EXERCISE: Copy every line in which the string "text" occurs.

- - - - - - -

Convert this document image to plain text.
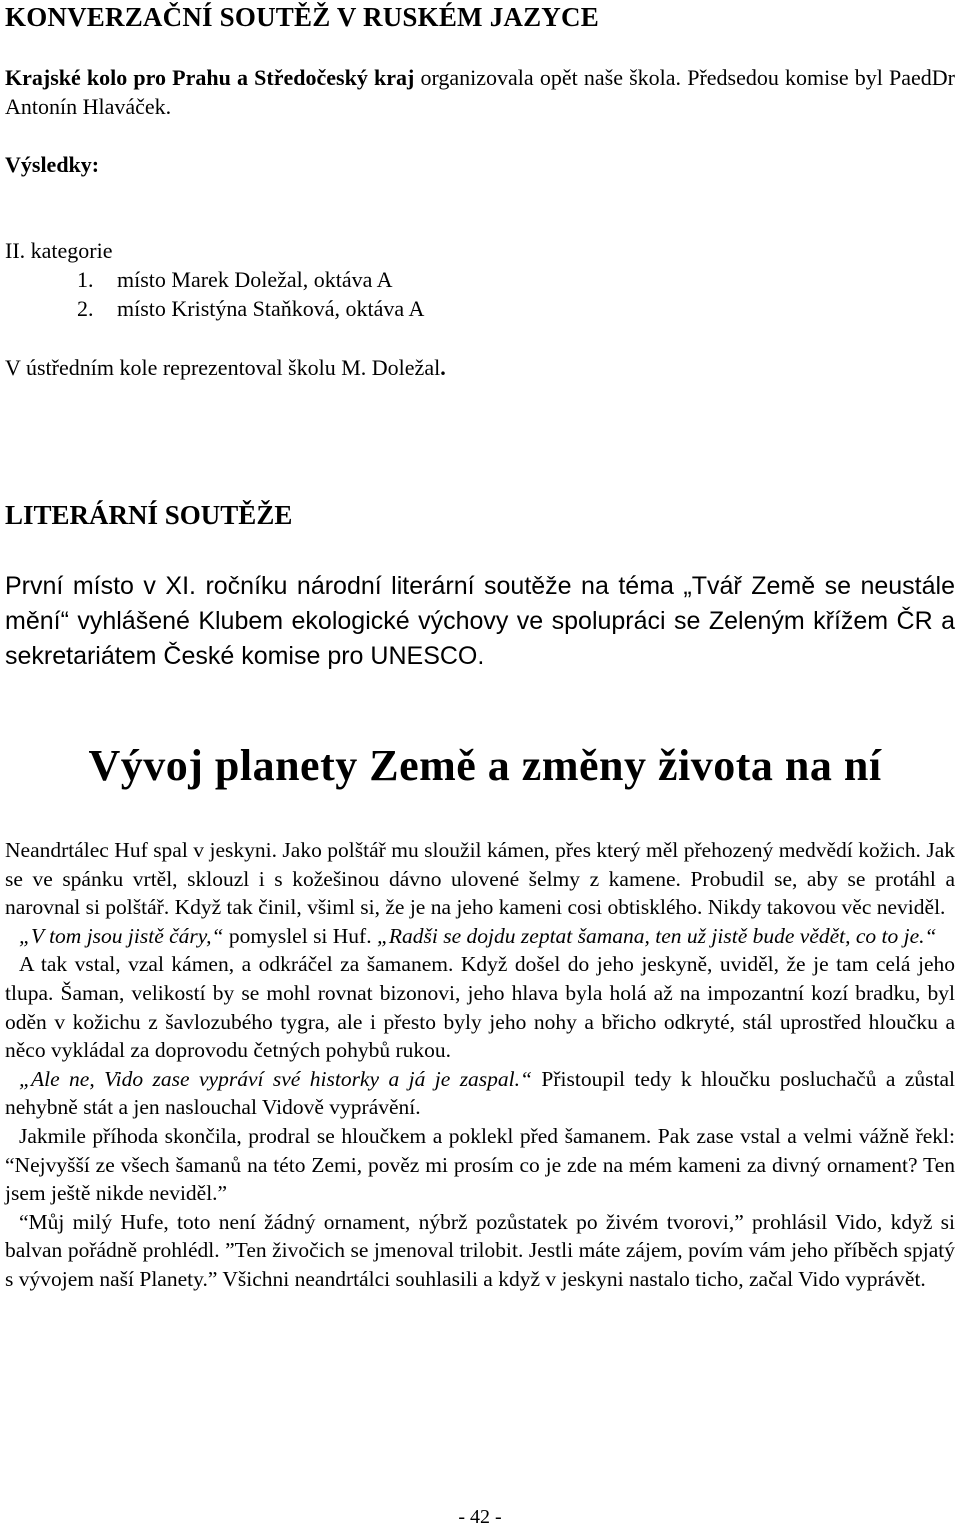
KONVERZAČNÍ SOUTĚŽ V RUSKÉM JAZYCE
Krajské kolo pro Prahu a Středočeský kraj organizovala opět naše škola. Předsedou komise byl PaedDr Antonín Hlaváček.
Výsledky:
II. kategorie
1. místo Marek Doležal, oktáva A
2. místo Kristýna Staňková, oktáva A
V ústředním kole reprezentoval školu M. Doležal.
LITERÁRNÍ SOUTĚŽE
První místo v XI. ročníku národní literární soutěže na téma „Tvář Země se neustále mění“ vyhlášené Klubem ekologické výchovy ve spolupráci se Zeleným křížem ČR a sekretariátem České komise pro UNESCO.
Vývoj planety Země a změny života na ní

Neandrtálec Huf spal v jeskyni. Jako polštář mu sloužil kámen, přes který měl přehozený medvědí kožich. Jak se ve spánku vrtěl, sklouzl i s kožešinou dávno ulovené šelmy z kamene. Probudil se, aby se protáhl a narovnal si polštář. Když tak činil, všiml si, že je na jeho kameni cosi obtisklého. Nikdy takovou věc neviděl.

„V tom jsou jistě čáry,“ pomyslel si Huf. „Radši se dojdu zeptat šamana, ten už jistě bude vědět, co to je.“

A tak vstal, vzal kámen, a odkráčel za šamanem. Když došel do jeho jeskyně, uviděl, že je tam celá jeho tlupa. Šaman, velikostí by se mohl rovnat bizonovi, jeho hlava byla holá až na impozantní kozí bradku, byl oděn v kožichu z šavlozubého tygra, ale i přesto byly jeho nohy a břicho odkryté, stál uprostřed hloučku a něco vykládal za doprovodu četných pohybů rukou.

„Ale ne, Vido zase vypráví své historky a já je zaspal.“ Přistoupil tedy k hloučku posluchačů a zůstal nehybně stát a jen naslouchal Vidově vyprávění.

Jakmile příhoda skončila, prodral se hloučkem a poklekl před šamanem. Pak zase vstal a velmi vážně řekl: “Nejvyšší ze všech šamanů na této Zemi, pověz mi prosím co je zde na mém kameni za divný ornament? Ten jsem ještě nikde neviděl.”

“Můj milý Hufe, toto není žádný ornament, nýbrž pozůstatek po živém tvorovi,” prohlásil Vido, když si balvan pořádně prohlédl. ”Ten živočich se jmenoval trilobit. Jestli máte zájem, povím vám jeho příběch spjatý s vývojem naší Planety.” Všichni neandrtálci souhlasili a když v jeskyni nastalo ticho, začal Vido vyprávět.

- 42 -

- - - - - - -

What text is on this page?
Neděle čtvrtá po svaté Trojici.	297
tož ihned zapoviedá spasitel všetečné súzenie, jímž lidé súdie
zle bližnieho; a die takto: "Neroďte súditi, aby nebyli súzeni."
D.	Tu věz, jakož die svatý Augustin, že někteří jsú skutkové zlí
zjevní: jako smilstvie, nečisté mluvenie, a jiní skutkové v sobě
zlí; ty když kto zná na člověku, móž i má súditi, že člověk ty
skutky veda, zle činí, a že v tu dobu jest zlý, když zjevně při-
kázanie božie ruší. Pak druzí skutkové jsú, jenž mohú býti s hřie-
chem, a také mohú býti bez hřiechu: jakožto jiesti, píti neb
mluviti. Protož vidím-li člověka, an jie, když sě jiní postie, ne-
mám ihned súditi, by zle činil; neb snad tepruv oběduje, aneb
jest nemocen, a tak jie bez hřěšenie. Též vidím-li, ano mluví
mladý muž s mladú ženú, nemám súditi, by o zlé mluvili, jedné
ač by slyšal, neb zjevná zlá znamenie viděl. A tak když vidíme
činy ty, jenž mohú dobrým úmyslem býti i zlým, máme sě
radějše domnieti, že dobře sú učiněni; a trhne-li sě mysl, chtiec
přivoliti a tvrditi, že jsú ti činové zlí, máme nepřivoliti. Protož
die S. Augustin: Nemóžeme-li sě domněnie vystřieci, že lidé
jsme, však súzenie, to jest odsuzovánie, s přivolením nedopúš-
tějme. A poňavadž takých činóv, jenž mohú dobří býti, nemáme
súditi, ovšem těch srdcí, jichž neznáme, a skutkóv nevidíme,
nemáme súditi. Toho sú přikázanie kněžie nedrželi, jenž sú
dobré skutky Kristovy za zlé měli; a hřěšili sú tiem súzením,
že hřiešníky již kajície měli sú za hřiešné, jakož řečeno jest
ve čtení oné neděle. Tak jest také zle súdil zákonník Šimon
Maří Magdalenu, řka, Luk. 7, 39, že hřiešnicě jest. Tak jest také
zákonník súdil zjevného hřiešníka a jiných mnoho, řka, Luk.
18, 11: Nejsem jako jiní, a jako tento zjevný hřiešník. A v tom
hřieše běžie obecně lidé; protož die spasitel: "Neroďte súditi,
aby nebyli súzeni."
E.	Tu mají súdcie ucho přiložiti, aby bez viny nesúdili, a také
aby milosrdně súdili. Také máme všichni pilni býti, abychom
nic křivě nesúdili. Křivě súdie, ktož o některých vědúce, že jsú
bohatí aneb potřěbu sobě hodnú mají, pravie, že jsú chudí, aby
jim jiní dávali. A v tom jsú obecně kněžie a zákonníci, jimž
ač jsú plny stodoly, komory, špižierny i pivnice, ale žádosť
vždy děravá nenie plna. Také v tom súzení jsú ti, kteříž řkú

- - - - - - -

EXERCISE SOLUTION:
Convert this document image to plain text.
What text is on this page?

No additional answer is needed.